— Start PROVIDED INFORMATION —

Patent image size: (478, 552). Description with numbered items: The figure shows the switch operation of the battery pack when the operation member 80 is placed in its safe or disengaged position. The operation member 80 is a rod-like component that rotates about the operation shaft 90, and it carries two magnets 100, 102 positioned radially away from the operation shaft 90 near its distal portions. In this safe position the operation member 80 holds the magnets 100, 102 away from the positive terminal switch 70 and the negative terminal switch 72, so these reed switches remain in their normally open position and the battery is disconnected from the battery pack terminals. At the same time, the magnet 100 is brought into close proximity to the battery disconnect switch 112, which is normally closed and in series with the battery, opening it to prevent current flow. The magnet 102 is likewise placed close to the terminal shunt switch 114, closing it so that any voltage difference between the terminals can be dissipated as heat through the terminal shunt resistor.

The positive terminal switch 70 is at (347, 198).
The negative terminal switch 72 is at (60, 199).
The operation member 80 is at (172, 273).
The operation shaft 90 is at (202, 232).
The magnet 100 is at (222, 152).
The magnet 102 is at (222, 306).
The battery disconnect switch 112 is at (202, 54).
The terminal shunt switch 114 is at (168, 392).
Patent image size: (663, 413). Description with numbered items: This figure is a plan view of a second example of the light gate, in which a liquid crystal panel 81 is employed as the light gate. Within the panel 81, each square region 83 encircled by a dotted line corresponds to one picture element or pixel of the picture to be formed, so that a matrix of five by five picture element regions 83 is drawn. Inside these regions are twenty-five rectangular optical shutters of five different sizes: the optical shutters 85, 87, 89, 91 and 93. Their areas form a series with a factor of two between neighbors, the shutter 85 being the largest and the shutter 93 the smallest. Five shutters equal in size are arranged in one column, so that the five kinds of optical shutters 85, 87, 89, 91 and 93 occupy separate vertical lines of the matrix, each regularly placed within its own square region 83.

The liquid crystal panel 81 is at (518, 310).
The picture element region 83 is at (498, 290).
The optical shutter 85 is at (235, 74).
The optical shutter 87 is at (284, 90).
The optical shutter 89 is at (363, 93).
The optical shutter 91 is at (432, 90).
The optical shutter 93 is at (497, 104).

— End PROVIDED INFORMATION —

* _INSTRUCTIONS FOR THE TASK_
Repeat every line above word for word, changing nothing.

* _TASK OUTPUT_
Patent image size: (478, 552). Description with numbered items: The figure shows the switch operation of the battery pack when the operation member 80 is placed in its safe or disengaged position. The operation member 80 is a rod-like component that rotates about the operation shaft 90, and it carries two magnets 100, 102 positioned radially away from the operation shaft 90 near its distal portions. In this safe position the operation member 80 holds the magnets 100, 102 away from the positive terminal switch 70 and the negative terminal switch 72, so these reed switches remain in their normally open position and the battery is disconnected from the battery pack terminals. At the same time, the magnet 100 is brought into close proximity to the battery disconnect switch 112, which is normally closed and in series with the battery, opening it to prevent current flow. The magnet 102 is likewise placed close to the terminal shunt switch 114, closing it so that any voltage difference between the terminals can be dissipated as heat through the terminal shunt resistor.

The positive terminal switch 70 is at (347, 198).
The negative terminal switch 72 is at (60, 199).
The operation member 80 is at (172, 273).
The operation shaft 90 is at (202, 232).
The magnet 100 is at (222, 152).
The magnet 102 is at (222, 306).
The battery disconnect switch 112 is at (202, 54).
The terminal shunt switch 114 is at (168, 392).
Patent image size: (663, 413). Description with numbered items: This figure is a plan view of a second example of the light gate, in which a liquid crystal panel 81 is employed as the light gate. Within the panel 81, each square region 83 encircled by a dotted line corresponds to one picture element or pixel of the picture to be formed, so that a matrix of five by five picture element regions 83 is drawn. Inside these regions are twenty-five rectangular optical shutters of five different sizes: the optical shutters 85, 87, 89, 91 and 93. Their areas form a series with a factor of two between neighbors, the shutter 85 being the largest and the shutter 93 the smallest. Five shutters equal in size are arranged in one column, so that the five kinds of optical shutters 85, 87, 89, 91 and 93 occupy separate vertical lines of the matrix, each regularly placed within its own square region 83.

The liquid crystal panel 81 is at (518, 310).
The picture element region 83 is at (498, 290).
The optical shutter 85 is at (235, 74).
The optical shutter 87 is at (284, 90).
The optical shutter 89 is at (363, 93).
The optical shutter 91 is at (432, 90).
The optical shutter 93 is at (497, 104).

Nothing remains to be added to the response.